Labeled region entries
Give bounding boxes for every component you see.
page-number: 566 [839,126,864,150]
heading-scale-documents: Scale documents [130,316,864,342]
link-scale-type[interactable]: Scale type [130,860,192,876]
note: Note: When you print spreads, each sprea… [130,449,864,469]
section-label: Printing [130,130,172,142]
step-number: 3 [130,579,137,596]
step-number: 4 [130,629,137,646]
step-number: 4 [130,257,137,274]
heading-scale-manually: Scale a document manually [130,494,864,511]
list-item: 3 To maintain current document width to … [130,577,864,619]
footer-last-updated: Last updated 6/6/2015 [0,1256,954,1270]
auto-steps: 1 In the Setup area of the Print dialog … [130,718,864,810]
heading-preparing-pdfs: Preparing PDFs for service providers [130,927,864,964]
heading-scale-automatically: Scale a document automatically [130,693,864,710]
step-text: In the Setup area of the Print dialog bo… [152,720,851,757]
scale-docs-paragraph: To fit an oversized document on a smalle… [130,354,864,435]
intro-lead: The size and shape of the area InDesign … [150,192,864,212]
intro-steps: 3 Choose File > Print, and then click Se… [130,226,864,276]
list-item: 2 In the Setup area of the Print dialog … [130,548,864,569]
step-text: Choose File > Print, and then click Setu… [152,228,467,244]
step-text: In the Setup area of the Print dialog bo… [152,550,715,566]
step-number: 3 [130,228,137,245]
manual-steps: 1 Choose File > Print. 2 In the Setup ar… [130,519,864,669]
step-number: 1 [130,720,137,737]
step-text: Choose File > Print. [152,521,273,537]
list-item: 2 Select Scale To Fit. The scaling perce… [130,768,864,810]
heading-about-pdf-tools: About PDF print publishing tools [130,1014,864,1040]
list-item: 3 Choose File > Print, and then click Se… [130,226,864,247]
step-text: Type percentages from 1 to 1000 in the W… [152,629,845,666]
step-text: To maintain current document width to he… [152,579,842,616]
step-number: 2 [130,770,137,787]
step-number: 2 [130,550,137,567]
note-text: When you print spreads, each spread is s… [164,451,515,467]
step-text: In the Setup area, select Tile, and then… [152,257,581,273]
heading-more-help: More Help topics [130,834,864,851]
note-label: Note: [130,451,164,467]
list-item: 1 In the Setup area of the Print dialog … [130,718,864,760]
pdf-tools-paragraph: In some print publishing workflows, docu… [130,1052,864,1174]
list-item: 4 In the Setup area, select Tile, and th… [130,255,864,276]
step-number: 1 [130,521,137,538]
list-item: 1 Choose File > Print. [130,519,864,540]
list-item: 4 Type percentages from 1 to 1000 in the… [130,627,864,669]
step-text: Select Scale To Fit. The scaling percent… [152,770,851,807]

• [Exercise]
Convert each line of the material into one string in a JSON list, omitting blank lines.

• [The solution]
[
  "Give bounding boxes for every component you see.",
  "page-number: 566 [839,126,864,150]",
  "heading-scale-documents: Scale documents [130,316,864,342]",
  "link-scale-type[interactable]: Scale type [130,860,192,876]",
  "note: Note: When you print spreads, each sprea… [130,449,864,469]",
  "section-label: Printing [130,130,172,142]",
  "step-number: 3 [130,579,137,596]",
  "step-number: 4 [130,629,137,646]",
  "step-number: 4 [130,257,137,274]",
  "heading-scale-manually: Scale a document manually [130,494,864,511]",
  "list-item: 3 To maintain current document width to … [130,577,864,619]",
  "footer-last-updated: Last updated 6/6/2015 [0,1256,954,1270]",
  "auto-steps: 1 In the Setup area of the Print dialog … [130,718,864,810]",
  "heading-preparing-pdfs: Preparing PDFs for service providers [130,927,864,964]",
  "heading-scale-automatically: Scale a document automatically [130,693,864,710]",
  "step-text: In the Setup area of the Print dialog bo… [152,720,851,757]",
  "scale-docs-paragraph: To fit an oversized document on a smalle… [130,354,864,435]",
  "intro-lead: The size and shape of the area InDesign … [150,192,864,212]",
  "intro-steps: 3 Choose File > Print, and then click Se… [130,226,864,276]",
  "list-item: 2 In the Setup area of the Print dialog … [130,548,864,569]",
  "step-text: Choose File > Print, and then click Setu… [152,228,467,244]",
  "step-text: In the Setup area of the Print dialog bo… [152,550,715,566]",
  "step-number: 3 [130,228,137,245]",
  "manual-steps: 1 Choose File > Print. 2 In the Setup ar… [130,519,864,669]",
  "step-number: 1 [130,720,137,737]",
  "step-text: Choose File > Print. [152,521,273,537]",
  "list-item: 2 Select Scale To Fit. The scaling perce… [130,768,864,810]",
  "heading-about-pdf-tools: About PDF print publishing tools [130,1014,864,1040]",
  "list-item: 3 Choose File > Print, and then click Se… [130,226,864,247]",
  "step-text: Type percentages from 1 to 1000 in the W… [152,629,845,666]",
  "step-text: To maintain current document width to he… [152,579,842,616]",
  "step-number: 2 [130,770,137,787]",
  "step-number: 2 [130,550,137,567]",
  "note-text: When you print spreads, each spread is s… [164,451,515,467]",
  "step-text: In the Setup area, select Tile, and then… [152,257,581,273]",
  "heading-more-help: More Help topics [130,834,864,851]",
  "note-label: Note: [130,451,164,467]",
  "list-item: 1 In the Setup area of the Print dialog … [130,718,864,760]",
  "pdf-tools-paragraph: In some print publishing workflows, docu… [130,1052,864,1174]",
  "list-item: 4 In the Setup area, select Tile, and th… [130,255,864,276]",
  "step-number: 1 [130,521,137,538]",
  "list-item: 1 Choose File > Print. [130,519,864,540]",
  "list-item: 4 Type percentages from 1 to 1000 in the… [130,627,864,669]",
  "step-text: Select Scale To Fit. The scaling percent… [152,770,851,807]"
]